Please copy exactly the lines that begin with the one containing "Read this page and output its text content." and end with the last line of the entries.

— Start of Records shown —

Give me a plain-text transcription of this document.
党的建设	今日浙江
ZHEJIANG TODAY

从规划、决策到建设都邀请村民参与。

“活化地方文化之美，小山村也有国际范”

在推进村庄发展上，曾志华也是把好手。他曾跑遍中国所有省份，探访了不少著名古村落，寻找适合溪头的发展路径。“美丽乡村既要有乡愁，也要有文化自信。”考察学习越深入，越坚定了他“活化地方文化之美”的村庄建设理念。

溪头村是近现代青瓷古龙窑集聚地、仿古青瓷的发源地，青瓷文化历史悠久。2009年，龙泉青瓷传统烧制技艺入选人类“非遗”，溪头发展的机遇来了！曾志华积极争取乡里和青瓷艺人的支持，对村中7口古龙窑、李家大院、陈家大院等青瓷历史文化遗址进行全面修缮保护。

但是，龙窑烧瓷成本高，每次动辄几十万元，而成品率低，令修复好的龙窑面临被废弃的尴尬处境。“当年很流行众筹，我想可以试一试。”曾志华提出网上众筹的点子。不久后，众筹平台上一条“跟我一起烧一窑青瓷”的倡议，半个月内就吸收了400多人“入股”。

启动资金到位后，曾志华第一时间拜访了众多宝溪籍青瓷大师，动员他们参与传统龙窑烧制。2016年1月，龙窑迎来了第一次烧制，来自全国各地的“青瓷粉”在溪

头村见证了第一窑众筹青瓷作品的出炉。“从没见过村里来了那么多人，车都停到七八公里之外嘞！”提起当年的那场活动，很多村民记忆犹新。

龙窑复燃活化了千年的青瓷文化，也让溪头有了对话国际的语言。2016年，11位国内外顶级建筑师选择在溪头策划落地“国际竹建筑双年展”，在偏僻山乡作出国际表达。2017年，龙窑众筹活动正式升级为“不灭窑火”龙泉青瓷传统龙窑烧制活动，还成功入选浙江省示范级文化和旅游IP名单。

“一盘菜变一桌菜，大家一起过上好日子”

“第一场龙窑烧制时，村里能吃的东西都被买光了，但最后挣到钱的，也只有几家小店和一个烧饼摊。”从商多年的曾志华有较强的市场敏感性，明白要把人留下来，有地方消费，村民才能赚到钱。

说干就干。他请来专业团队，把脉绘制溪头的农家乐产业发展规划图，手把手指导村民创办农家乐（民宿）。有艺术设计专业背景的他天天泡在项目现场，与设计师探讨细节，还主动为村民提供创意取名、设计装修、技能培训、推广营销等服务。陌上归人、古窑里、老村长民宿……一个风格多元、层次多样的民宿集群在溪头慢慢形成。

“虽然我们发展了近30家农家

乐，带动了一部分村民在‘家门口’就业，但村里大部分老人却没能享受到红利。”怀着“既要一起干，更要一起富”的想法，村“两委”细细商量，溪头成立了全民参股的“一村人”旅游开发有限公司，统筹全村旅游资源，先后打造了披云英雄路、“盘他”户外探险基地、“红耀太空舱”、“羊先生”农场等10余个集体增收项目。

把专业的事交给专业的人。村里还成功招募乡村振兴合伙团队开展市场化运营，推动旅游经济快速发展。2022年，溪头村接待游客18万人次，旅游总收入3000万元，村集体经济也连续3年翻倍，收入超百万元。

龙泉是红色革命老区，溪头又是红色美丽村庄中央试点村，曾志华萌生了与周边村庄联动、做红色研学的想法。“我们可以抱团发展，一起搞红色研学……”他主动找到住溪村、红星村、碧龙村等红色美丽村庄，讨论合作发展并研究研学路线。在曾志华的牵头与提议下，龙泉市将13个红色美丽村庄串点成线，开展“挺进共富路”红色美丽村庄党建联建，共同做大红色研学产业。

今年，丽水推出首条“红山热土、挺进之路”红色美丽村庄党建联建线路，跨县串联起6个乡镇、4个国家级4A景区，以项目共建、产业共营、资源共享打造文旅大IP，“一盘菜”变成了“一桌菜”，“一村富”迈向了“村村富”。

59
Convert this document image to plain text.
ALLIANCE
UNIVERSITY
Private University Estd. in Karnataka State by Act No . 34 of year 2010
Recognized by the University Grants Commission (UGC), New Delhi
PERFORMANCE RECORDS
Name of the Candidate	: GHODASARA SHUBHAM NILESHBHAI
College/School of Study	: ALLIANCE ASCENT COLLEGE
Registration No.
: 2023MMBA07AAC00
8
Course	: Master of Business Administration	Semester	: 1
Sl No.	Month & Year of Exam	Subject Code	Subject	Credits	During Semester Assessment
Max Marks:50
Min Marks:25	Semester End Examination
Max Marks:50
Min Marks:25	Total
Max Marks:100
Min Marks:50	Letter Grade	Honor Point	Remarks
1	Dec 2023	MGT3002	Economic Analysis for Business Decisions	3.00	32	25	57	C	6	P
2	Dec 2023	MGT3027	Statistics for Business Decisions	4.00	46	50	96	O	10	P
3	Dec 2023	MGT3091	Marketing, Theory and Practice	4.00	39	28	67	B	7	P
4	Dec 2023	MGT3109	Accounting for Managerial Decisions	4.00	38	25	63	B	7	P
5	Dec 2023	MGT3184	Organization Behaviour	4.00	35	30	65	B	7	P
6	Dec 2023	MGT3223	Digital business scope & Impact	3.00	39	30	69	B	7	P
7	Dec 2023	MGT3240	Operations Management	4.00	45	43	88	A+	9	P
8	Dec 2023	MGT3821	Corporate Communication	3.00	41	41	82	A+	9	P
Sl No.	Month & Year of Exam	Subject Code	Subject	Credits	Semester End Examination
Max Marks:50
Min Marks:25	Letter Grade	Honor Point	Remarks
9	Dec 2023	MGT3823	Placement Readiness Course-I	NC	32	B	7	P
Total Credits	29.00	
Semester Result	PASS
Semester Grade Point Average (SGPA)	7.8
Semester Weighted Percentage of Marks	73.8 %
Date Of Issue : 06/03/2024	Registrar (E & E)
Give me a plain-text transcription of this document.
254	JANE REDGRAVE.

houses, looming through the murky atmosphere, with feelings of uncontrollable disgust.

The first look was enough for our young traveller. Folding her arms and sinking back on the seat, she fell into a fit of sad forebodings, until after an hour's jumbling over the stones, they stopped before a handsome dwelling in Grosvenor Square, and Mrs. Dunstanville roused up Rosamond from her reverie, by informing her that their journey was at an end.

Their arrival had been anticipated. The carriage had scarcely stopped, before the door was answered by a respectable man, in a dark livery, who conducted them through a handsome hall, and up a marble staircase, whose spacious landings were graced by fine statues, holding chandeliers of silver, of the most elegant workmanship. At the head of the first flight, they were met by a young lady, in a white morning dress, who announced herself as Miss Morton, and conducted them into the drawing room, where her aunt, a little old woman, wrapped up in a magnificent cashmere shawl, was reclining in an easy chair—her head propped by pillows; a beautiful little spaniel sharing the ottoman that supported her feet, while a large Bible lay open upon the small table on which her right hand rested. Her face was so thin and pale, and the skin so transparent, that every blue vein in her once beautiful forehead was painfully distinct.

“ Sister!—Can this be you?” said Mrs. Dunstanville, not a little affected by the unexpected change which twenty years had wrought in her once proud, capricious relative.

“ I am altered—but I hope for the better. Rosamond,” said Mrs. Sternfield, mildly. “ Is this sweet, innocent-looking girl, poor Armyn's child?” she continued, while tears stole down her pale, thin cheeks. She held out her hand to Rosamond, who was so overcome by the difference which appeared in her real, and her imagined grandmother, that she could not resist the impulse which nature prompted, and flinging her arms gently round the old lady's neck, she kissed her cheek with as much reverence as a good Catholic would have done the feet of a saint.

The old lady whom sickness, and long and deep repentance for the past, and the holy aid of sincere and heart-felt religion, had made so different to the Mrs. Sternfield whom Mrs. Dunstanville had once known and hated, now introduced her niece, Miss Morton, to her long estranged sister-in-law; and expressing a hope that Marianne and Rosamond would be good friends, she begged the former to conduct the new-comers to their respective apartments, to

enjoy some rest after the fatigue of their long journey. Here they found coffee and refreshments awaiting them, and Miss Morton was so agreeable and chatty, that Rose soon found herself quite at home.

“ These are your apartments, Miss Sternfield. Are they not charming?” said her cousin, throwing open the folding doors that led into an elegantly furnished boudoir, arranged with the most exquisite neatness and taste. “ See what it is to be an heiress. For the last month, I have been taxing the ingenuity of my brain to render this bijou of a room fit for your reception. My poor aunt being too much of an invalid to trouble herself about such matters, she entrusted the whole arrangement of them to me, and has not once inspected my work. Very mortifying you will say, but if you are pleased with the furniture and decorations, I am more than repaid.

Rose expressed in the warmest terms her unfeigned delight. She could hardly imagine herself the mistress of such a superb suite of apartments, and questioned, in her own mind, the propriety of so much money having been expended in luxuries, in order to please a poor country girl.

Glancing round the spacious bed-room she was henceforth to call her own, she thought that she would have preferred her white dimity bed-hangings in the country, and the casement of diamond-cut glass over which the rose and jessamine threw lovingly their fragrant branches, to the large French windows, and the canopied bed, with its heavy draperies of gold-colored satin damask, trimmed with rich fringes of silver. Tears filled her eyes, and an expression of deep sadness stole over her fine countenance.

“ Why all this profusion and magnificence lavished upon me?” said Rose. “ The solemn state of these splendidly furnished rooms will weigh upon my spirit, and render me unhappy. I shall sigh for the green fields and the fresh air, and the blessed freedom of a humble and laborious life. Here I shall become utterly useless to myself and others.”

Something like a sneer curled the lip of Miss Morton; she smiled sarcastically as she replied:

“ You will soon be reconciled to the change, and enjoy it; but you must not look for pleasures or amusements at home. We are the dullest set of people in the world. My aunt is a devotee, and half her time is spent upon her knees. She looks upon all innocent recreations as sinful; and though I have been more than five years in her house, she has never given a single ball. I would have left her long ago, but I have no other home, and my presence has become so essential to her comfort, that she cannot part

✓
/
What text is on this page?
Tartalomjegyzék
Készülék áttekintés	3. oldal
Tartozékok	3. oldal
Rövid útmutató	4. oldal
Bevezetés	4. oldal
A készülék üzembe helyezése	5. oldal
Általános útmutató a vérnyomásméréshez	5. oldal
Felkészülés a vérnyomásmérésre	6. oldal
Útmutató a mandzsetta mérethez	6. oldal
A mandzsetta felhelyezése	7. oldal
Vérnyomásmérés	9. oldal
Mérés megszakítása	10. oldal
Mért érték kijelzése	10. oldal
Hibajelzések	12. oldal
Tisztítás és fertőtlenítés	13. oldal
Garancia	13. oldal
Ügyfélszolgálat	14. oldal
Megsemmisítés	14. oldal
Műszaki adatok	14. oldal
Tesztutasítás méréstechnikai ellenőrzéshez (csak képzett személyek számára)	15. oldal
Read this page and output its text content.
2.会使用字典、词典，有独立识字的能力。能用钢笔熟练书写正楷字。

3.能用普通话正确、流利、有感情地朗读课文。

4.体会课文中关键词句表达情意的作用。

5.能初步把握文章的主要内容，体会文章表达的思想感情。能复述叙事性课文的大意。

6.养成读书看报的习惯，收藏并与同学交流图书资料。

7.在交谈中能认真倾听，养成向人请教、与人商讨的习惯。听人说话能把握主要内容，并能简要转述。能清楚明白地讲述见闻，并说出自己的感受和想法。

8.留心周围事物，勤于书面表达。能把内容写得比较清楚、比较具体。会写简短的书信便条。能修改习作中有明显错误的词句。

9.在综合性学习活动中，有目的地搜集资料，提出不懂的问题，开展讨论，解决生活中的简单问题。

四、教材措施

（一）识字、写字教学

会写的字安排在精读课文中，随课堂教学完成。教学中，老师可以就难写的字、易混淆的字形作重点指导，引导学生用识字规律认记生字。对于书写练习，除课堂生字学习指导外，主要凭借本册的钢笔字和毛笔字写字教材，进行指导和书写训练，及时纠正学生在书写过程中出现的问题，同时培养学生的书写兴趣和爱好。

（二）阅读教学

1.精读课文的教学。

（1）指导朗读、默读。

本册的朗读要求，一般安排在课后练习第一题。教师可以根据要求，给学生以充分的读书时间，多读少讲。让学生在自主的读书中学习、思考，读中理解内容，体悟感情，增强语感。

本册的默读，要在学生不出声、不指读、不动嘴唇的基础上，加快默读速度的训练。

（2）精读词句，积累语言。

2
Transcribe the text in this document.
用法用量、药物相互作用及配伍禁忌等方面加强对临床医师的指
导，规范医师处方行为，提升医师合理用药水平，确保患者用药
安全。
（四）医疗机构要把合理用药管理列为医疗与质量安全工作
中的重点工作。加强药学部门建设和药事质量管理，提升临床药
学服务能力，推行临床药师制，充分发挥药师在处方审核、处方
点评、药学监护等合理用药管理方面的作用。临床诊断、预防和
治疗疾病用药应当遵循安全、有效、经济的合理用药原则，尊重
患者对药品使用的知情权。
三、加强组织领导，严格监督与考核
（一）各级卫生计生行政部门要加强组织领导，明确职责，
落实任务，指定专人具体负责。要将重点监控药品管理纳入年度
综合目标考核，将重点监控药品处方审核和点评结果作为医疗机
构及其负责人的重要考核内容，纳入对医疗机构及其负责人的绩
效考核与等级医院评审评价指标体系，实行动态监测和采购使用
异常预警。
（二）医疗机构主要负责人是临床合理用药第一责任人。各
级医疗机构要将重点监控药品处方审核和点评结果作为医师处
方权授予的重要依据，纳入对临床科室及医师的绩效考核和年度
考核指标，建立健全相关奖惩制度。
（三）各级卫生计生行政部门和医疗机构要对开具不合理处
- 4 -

— End of Records shown —

Task answer:
Read this page and output its text content.
2.会使用字典、词典，有独立识字的能力。能用钢笔熟练书写正楷字。

3.能用普通话正确、流利、有感情地朗读课文。

4.体会课文中关键词句表达情意的作用。

5.能初步把握文章的主要内容，体会文章表达的思想感情。能复述叙事性课文的大意。

6.养成读书看报的习惯，收藏并与同学交流图书资料。

7.在交谈中能认真倾听，养成向人请教、与人商讨的习惯。听人说话能把握主要内容，并能简要转述。能清楚明白地讲述见闻，并说出自己的感受和想法。

8.留心周围事物，勤于书面表达。能把内容写得比较清楚、比较具体。会写简短的书信便条。能修改习作中有明显错误的词句。

9.在综合性学习活动中，有目的地搜集资料，提出不懂的问题，开展讨论，解决生活中的简单问题。

四、教材措施

（一）识字、写字教学

会写的字安排在精读课文中，随课堂教学完成。教学中，老师可以就难写的字、易混淆的字形作重点指导，引导学生用识字规律认记生字。对于书写练习，除课堂生字学习指导外，主要凭借本册的钢笔字和毛笔字写字教材，进行指导和书写训练，及时纠正学生在书写过程中出现的问题，同时培养学生的书写兴趣和爱好。

（二）阅读教学

1.精读课文的教学。

（1）指导朗读、默读。

本册的朗读要求，一般安排在课后练习第一题。教师可以根据要求，给学生以充分的读书时间，多读少讲。让学生在自主的读书中学习、思考，读中理解内容，体悟感情，增强语感。

本册的默读，要在学生不出声、不指读、不动嘴唇的基础上，加快默读速度的训练。

（2）精读词句，积累语言。

2
Transcribe the text in this document.
用法用量、药物相互作用及配伍禁忌等方面加强对临床医师的指
导，规范医师处方行为，提升医师合理用药水平，确保患者用药
安全。
（四）医疗机构要把合理用药管理列为医疗与质量安全工作
中的重点工作。加强药学部门建设和药事质量管理，提升临床药
学服务能力，推行临床药师制，充分发挥药师在处方审核、处方
点评、药学监护等合理用药管理方面的作用。临床诊断、预防和
治疗疾病用药应当遵循安全、有效、经济的合理用药原则，尊重
患者对药品使用的知情权。
三、加强组织领导，严格监督与考核
（一）各级卫生计生行政部门要加强组织领导，明确职责，
落实任务，指定专人具体负责。要将重点监控药品管理纳入年度
综合目标考核，将重点监控药品处方审核和点评结果作为医疗机
构及其负责人的重要考核内容，纳入对医疗机构及其负责人的绩
效考核与等级医院评审评价指标体系，实行动态监测和采购使用
异常预警。
（二）医疗机构主要负责人是临床合理用药第一责任人。各
级医疗机构要将重点监控药品处方审核和点评结果作为医师处
方权授予的重要依据，纳入对临床科室及医师的绩效考核和年度
考核指标，建立健全相关奖惩制度。
（三）各级卫生计生行政部门和医疗机构要对开具不合理处
- 4 -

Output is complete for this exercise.